(Data entries)
########################################

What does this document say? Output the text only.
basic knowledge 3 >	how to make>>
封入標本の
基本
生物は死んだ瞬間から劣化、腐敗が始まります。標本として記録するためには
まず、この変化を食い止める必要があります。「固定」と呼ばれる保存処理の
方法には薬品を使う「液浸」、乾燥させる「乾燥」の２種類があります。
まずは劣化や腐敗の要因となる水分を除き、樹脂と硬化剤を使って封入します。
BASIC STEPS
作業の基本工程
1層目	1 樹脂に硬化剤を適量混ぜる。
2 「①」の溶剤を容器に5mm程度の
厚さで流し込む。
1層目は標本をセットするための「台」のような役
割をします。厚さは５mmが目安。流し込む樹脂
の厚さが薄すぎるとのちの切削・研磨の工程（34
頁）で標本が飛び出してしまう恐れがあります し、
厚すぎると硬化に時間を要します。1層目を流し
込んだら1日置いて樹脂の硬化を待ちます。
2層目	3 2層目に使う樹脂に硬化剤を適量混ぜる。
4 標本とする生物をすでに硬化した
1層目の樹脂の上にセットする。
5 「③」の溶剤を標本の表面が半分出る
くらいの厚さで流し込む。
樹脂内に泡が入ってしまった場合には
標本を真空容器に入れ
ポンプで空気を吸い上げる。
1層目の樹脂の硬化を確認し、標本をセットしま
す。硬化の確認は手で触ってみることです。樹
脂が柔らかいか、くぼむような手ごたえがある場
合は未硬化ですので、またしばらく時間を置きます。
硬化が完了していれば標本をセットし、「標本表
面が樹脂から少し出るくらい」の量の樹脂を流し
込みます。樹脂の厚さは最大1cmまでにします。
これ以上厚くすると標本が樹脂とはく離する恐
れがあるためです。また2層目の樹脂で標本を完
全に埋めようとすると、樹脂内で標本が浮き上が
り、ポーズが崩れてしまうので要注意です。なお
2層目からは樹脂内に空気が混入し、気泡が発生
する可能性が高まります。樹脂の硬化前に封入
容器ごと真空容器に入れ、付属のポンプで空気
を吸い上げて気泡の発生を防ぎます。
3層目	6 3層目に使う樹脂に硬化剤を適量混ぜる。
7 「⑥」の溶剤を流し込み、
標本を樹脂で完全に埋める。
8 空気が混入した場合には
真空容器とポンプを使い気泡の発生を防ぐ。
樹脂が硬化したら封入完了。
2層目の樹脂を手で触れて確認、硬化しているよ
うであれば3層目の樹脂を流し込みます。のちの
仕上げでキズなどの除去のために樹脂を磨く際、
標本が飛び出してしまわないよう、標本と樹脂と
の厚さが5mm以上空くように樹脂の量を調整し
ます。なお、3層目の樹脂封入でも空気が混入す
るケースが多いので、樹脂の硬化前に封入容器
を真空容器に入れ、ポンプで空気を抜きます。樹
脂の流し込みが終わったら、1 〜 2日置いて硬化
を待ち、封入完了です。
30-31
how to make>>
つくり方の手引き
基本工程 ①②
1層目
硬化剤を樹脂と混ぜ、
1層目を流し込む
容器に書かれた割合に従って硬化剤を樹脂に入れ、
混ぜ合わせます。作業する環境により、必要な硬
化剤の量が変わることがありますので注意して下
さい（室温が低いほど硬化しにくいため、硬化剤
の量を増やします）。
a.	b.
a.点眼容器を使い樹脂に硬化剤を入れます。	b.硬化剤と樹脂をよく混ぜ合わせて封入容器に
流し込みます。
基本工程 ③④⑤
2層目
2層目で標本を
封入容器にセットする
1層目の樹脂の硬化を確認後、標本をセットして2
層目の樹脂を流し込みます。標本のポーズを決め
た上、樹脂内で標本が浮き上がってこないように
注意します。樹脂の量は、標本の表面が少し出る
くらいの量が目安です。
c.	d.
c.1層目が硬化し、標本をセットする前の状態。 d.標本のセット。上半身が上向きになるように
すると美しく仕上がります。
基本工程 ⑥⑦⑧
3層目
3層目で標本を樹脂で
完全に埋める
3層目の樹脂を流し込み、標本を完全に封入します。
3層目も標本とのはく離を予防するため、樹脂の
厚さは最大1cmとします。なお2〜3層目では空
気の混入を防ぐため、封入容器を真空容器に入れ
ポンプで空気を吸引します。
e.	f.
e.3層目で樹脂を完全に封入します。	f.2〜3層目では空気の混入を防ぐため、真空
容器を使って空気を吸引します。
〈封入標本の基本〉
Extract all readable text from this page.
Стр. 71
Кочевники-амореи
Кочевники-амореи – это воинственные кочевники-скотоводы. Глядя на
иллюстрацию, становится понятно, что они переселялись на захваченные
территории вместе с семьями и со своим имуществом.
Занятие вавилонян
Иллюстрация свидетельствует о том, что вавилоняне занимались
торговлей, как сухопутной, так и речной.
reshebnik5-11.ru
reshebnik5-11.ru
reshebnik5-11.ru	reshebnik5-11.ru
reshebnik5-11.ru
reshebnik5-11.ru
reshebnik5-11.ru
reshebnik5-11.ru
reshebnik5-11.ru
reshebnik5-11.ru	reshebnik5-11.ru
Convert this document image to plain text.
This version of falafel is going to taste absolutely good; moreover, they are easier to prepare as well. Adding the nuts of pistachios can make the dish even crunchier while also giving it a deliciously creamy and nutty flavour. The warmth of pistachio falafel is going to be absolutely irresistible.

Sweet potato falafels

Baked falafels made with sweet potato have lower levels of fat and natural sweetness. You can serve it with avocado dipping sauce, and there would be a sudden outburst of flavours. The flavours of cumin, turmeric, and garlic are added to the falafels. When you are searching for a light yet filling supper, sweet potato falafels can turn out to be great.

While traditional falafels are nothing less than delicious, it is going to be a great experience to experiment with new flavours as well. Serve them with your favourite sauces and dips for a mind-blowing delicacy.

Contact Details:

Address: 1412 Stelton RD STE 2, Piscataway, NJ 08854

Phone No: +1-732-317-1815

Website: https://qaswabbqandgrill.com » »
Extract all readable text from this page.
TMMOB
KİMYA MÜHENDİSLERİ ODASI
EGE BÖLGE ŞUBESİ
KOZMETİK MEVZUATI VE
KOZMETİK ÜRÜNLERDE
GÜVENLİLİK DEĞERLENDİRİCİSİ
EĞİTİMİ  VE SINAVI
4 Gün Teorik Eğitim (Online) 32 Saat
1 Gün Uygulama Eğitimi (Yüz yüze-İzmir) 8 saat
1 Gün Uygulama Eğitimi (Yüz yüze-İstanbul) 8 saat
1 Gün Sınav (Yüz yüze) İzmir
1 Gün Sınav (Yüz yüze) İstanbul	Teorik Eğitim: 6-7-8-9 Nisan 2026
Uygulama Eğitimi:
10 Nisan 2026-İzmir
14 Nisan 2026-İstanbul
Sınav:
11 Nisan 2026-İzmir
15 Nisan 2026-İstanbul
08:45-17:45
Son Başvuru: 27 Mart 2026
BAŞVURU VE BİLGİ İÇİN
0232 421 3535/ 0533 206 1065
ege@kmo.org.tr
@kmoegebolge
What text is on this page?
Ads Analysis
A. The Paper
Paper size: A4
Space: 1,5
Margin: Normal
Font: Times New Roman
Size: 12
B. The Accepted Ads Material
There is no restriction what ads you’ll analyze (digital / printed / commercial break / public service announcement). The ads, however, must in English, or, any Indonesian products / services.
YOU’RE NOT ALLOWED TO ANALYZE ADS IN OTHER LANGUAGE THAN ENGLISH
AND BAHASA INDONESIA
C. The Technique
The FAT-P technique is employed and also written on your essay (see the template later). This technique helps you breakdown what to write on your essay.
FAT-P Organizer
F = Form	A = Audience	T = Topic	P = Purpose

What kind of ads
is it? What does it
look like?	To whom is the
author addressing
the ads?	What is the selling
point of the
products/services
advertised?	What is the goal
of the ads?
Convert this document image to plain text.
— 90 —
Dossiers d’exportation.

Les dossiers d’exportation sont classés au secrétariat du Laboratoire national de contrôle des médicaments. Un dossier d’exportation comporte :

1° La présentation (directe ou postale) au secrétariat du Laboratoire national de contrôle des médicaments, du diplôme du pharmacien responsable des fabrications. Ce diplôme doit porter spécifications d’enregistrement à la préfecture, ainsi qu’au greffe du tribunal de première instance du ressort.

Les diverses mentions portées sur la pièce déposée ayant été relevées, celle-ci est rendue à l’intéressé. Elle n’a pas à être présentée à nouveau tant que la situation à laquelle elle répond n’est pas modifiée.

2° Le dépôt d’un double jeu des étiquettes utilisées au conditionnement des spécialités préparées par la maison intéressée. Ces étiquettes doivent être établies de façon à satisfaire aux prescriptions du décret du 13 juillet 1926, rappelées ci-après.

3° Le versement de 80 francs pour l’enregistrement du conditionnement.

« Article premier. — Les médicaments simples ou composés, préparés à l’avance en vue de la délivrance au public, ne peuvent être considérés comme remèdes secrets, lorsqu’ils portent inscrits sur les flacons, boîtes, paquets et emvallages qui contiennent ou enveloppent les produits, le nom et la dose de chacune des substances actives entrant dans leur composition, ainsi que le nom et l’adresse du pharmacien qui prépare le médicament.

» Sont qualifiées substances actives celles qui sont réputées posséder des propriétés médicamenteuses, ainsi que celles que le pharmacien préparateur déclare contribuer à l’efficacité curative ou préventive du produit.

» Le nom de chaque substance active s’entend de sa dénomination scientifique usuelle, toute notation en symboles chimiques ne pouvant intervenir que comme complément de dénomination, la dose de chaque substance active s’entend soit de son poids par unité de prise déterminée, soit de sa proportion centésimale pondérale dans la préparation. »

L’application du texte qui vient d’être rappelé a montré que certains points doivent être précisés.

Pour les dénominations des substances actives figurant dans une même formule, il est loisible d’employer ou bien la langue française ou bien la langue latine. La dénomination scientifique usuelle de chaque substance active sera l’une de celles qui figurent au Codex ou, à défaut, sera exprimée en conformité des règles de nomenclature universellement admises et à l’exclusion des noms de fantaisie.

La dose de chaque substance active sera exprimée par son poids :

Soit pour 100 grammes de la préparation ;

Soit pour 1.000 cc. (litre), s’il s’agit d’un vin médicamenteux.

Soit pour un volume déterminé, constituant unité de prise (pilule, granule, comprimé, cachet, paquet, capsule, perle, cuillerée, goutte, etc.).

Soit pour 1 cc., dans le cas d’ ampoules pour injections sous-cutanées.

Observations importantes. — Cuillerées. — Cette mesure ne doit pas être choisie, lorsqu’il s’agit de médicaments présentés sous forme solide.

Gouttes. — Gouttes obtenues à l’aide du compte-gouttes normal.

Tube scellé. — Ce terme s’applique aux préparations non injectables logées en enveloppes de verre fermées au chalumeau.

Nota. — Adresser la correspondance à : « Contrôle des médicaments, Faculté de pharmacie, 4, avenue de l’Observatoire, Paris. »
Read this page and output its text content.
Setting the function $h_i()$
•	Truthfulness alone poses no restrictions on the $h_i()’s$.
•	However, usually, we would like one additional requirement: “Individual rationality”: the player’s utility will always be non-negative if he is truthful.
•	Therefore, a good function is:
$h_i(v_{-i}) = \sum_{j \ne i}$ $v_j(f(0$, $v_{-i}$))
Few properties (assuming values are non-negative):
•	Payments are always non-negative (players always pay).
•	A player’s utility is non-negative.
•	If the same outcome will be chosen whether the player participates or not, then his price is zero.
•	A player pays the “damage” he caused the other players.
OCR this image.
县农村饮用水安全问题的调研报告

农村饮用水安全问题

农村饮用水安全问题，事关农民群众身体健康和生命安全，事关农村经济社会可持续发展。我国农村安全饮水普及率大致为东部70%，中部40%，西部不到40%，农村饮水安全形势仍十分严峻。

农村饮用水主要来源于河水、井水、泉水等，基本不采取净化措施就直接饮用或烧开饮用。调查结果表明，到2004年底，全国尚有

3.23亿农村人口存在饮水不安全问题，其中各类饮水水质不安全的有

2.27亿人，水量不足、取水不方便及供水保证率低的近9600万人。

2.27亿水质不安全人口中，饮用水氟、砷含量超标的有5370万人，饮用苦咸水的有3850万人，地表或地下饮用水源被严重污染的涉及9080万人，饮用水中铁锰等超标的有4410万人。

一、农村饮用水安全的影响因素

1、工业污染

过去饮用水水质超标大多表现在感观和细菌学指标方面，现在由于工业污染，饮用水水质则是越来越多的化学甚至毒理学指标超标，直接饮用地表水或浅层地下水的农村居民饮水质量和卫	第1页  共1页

########################################

What needs to be done: Above are the records. Copy every line in them holding "negative".

Solution for this task:
•	However, usually, we would like one additional requirement: “Individual rationality”: the player’s utility will always be non-negative if he is truthful.
Few properties (assuming values are non-negative):
•	Payments are always non-negative (players always pay).
•	A player’s utility is non-negative.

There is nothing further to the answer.